**To be done:** Copy out, from the entries below, each line holding the string "icon".

============================================================

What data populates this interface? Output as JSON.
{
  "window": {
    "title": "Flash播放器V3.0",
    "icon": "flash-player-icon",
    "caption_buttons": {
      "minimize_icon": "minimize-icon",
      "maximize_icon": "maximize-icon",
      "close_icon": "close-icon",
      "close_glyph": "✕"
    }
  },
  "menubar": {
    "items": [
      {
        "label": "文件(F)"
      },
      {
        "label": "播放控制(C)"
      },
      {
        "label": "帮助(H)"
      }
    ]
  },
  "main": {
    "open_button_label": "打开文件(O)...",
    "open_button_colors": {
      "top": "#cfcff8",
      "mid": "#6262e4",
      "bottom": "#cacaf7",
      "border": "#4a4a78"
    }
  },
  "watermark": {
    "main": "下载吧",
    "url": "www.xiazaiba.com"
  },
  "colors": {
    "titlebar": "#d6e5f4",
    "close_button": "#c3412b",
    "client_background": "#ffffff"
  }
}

============================================================

**The completed task:**
    "icon": "flash-player-icon",
      "minimize_icon": "minimize-icon",
      "maximize_icon": "maximize-icon",
      "close_icon": "close-icon",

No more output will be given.